##### Data #####

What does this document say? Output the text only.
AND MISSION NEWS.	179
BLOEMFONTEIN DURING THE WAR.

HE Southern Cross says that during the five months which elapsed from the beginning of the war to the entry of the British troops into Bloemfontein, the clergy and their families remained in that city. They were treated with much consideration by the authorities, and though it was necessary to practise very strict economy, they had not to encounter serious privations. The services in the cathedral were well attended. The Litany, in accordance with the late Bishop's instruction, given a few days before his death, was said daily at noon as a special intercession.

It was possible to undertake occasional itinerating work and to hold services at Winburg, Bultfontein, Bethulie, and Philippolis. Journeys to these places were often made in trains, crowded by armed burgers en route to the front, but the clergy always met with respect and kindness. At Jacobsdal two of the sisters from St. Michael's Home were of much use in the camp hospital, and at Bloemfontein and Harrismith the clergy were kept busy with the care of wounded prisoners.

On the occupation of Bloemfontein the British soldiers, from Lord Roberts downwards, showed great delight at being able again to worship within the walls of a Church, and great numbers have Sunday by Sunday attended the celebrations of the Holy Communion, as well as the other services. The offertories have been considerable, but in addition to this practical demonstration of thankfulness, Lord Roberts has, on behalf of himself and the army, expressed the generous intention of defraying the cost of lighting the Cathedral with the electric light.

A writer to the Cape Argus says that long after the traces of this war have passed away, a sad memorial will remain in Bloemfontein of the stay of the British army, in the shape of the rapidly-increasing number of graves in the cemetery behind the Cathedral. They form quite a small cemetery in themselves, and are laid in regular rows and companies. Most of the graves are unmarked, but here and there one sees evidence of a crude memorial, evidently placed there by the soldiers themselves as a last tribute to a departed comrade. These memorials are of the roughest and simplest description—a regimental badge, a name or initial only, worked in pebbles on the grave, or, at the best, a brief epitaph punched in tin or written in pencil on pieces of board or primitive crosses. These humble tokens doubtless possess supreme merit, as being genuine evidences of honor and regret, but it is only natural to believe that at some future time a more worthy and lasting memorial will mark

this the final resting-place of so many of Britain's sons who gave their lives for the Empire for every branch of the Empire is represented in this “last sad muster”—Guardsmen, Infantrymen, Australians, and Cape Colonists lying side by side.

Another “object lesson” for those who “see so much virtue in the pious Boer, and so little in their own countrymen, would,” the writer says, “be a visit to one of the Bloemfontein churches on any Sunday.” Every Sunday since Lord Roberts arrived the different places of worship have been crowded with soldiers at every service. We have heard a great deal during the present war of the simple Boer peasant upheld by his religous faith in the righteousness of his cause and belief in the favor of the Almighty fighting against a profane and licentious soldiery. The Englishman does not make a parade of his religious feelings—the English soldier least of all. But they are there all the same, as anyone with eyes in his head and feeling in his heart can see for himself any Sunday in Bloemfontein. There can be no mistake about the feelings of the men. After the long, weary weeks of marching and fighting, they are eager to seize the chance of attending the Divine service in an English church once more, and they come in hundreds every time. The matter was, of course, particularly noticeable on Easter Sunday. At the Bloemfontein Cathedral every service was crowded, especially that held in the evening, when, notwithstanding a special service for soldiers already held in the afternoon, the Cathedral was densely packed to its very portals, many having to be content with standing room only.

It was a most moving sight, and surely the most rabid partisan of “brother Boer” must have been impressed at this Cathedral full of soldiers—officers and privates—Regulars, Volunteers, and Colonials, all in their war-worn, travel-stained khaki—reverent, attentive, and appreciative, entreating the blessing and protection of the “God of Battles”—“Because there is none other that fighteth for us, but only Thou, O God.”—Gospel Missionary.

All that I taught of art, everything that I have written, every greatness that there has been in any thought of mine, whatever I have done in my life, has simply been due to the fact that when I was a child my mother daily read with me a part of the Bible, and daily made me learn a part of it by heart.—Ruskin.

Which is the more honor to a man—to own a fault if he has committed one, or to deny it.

#####

> **Your objective**
Transcribe the data above in full, exactly.

> **Response to the exercise**
What does this document say? Output the text only.
AND MISSION NEWS.	179
BLOEMFONTEIN DURING THE WAR.

HE Southern Cross says that during the five months which elapsed from the beginning of the war to the entry of the British troops into Bloemfontein, the clergy and their families remained in that city. They were treated with much consideration by the authorities, and though it was necessary to practise very strict economy, they had not to encounter serious privations. The services in the cathedral were well attended. The Litany, in accordance with the late Bishop's instruction, given a few days before his death, was said daily at noon as a special intercession.

It was possible to undertake occasional itinerating work and to hold services at Winburg, Bultfontein, Bethulie, and Philippolis. Journeys to these places were often made in trains, crowded by armed burgers en route to the front, but the clergy always met with respect and kindness. At Jacobsdal two of the sisters from St. Michael's Home were of much use in the camp hospital, and at Bloemfontein and Harrismith the clergy were kept busy with the care of wounded prisoners.

On the occupation of Bloemfontein the British soldiers, from Lord Roberts downwards, showed great delight at being able again to worship within the walls of a Church, and great numbers have Sunday by Sunday attended the celebrations of the Holy Communion, as well as the other services. The offertories have been considerable, but in addition to this practical demonstration of thankfulness, Lord Roberts has, on behalf of himself and the army, expressed the generous intention of defraying the cost of lighting the Cathedral with the electric light.

A writer to the Cape Argus says that long after the traces of this war have passed away, a sad memorial will remain in Bloemfontein of the stay of the British army, in the shape of the rapidly-increasing number of graves in the cemetery behind the Cathedral. They form quite a small cemetery in themselves, and are laid in regular rows and companies. Most of the graves are unmarked, but here and there one sees evidence of a crude memorial, evidently placed there by the soldiers themselves as a last tribute to a departed comrade. These memorials are of the roughest and simplest description—a regimental badge, a name or initial only, worked in pebbles on the grave, or, at the best, a brief epitaph punched in tin or written in pencil on pieces of board or primitive crosses. These humble tokens doubtless possess supreme merit, as being genuine evidences of honor and regret, but it is only natural to believe that at some future time a more worthy and lasting memorial will mark

this the final resting-place of so many of Britain's sons who gave their lives for the Empire for every branch of the Empire is represented in this “last sad muster”—Guardsmen, Infantrymen, Australians, and Cape Colonists lying side by side.

Another “object lesson” for those who “see so much virtue in the pious Boer, and so little in their own countrymen, would,” the writer says, “be a visit to one of the Bloemfontein churches on any Sunday.” Every Sunday since Lord Roberts arrived the different places of worship have been crowded with soldiers at every service. We have heard a great deal during the present war of the simple Boer peasant upheld by his religous faith in the righteousness of his cause and belief in the favor of the Almighty fighting against a profane and licentious soldiery. The Englishman does not make a parade of his religious feelings—the English soldier least of all. But they are there all the same, as anyone with eyes in his head and feeling in his heart can see for himself any Sunday in Bloemfontein. There can be no mistake about the feelings of the men. After the long, weary weeks of marching and fighting, they are eager to seize the chance of attending the Divine service in an English church once more, and they come in hundreds every time. The matter was, of course, particularly noticeable on Easter Sunday. At the Bloemfontein Cathedral every service was crowded, especially that held in the evening, when, notwithstanding a special service for soldiers already held in the afternoon, the Cathedral was densely packed to its very portals, many having to be content with standing room only.

It was a most moving sight, and surely the most rabid partisan of “brother Boer” must have been impressed at this Cathedral full of soldiers—officers and privates—Regulars, Volunteers, and Colonials, all in their war-worn, travel-stained khaki—reverent, attentive, and appreciative, entreating the blessing and protection of the “God of Battles”—“Because there is none other that fighteth for us, but only Thou, O God.”—Gospel Missionary.

All that I taught of art, everything that I have written, every greatness that there has been in any thought of mine, whatever I have done in my life, has simply been due to the fact that when I was a child my mother daily read with me a part of the Bible, and daily made me learn a part of it by heart.—Ruskin.

Which is the more honor to a man—to own a fault if he has committed one, or to deny it.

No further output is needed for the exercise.